## What you are asked to do
Copy each line holding the string "ruchu".

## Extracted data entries

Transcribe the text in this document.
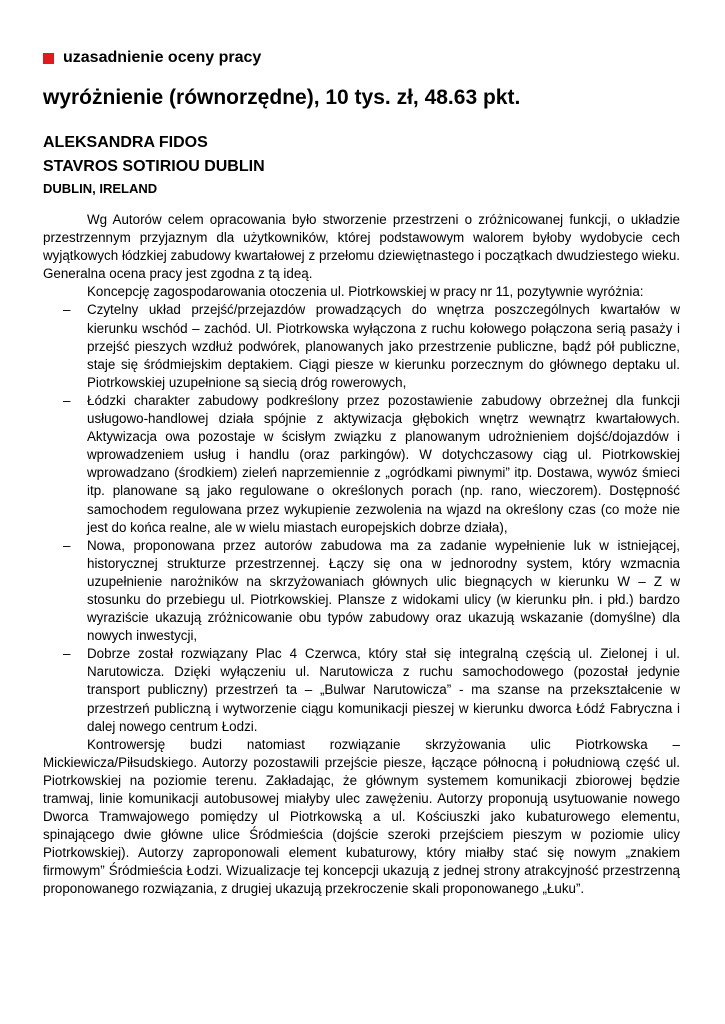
uzasadnienie oceny pracy
wyróżnienie (równorzędne), 10 tys. zł, 48.63 pkt.
ALEKSANDRA FIDOS
STAVROS SOTIRIOU DUBLIN
DUBLIN, IRELAND

Wg Autorów celem opracowania było stworzenie przestrzeni o zróżnicowanej funkcji, o układzie przestrzennym przyjaznym dla użytkowników, której podstawowym walorem byłoby wydobycie cech wyjątkowych łódzkiej zabudowy kwartałowej z przełomu dziewiętnastego i początkach dwudziestego wieku. Generalna ocena pracy jest zgodna z tą ideą.

Koncepcję zagospodarowania otoczenia ul. Piotrkowskiej w pracy nr 11, pozytywnie wyróżnia:

– Czytelny układ przejść/przejazdów prowadzących do wnętrza poszczególnych kwartałów w kierunku wschód – zachód. Ul. Piotrkowska wyłączona z ruchu kołowego połączona serią pasaży i przejść pieszych wzdłuż podwórek, planowanych jako przestrzenie publiczne, bądź pół publiczne, staje się śródmiejskim deptakiem. Ciągi piesze w kierunku porzecznym do głównego deptaku ul. Piotrkowskiej uzupełnione są siecią dróg rowerowych,
– Łódzki charakter zabudowy podkreślony przez pozostawienie zabudowy obrzeżnej dla funkcji usługowo-handlowej działa spójnie z aktywizacja głębokich wnętrz wewnątrz kwartałowych. Aktywizacja owa pozostaje w ścisłym związku z planowanym udrożnieniem dojść/dojazdów i wprowadzeniem usług i handlu (oraz parkingów). W dotychczasowy ciąg ul. Piotrkowskiej wprowadzano (środkiem) zieleń naprzemiennie z „ogródkami piwnymi” itp. Dostawa, wywóz śmieci itp. planowane są jako regulowane o określonych porach (np. rano, wieczorem). Dostępność samochodem regulowana przez wykupienie zezwolenia na wjazd na określony czas (co może nie jest do końca realne, ale w wielu miastach europejskich dobrze działa),
– Nowa, proponowana przez autorów zabudowa ma za zadanie wypełnienie luk w istniejącej, historycznej strukturze przestrzennej. Łączy się ona w jednorodny system, który wzmacnia uzupełnienie narożników na skrzyżowaniach głównych ulic biegnących w kierunku W – Z w stosunku do przebiegu ul. Piotrkowskiej. Plansze z widokami ulicy (w kierunku płn. i płd.) bardzo wyraziście ukazują zróżnicowanie obu typów zabudowy oraz ukazują wskazanie (domyślne) dla nowych inwestycji,
– Dobrze został rozwiązany Plac 4 Czerwca, który stał się integralną częścią ul. Zielonej i ul. Narutowicza. Dzięki wyłączeniu ul. Narutowicza z ruchu samochodowego (pozostał jedynie transport publiczny) przestrzeń ta – „Bulwar Narutowicza” - ma szanse na przekształcenie w przestrzeń publiczną i wytworzenie ciągu komunikacji pieszej w kierunku dworca Łódź Fabryczna i dalej nowego centrum Łodzi.

Kontrowersję budzi natomiast rozwiązanie skrzyżowania ulic Piotrkowska – Mickiewicza/Piłsudskiego. Autorzy pozostawili przejście piesze, łączące północną i południową część ul. Piotrkowskiej na poziomie terenu. Zakładając, że głównym systemem komunikacji zbiorowej będzie tramwaj, linie komunikacji autobusowej miałyby ulec zawężeniu. Autorzy proponują usytuowanie nowego Dworca Tramwajowego pomiędzy ul Piotrkowską a ul. Kościuszki jako kubaturowego elementu, spinającego dwie główne ulice Śródmieścia (dojście szeroki przejściem pieszym w poziomie ulicy Piotrkowskiej). Autorzy zaproponowali element kubaturowy, który miałby stać się nowym „znakiem firmowym” Śródmieścia Łodzi. Wizualizacje tej koncepcji ukazują z jednej strony atrakcyjność przestrzenną proponowanego rozwiązania, z drugiej ukazują przekroczenie skali proponowanego „Łuku”.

## Task solution
– Czytelny układ przejść/przejazdów prowadzących do wnętrza poszczególnych kwartałów w kierunku wschód – zachód. Ul. Piotrkowska wyłączona z ruchu kołowego połączona serią pasaży i przejść pieszych wzdłuż podwórek, planowanych jako przestrzenie publiczne, bądź pół publiczne, staje się śródmiejskim deptakiem. Ciągi piesze w kierunku porzecznym do głównego deptaku ul. Piotrkowskiej uzupełnione są siecią dróg rowerowych,
– Dobrze został rozwiązany Plac 4 Czerwca, który stał się integralną częścią ul. Zielonej i ul. Narutowicza. Dzięki wyłączeniu ul. Narutowicza z ruchu samochodowego (pozostał jedynie transport publiczny) przestrzeń ta – „Bulwar Narutowicza” - ma szanse na przekształcenie w przestrzeń publiczną i wytworzenie ciągu komunikacji pieszej w kierunku dworca Łódź Fabryczna i dalej nowego centrum Łodzi.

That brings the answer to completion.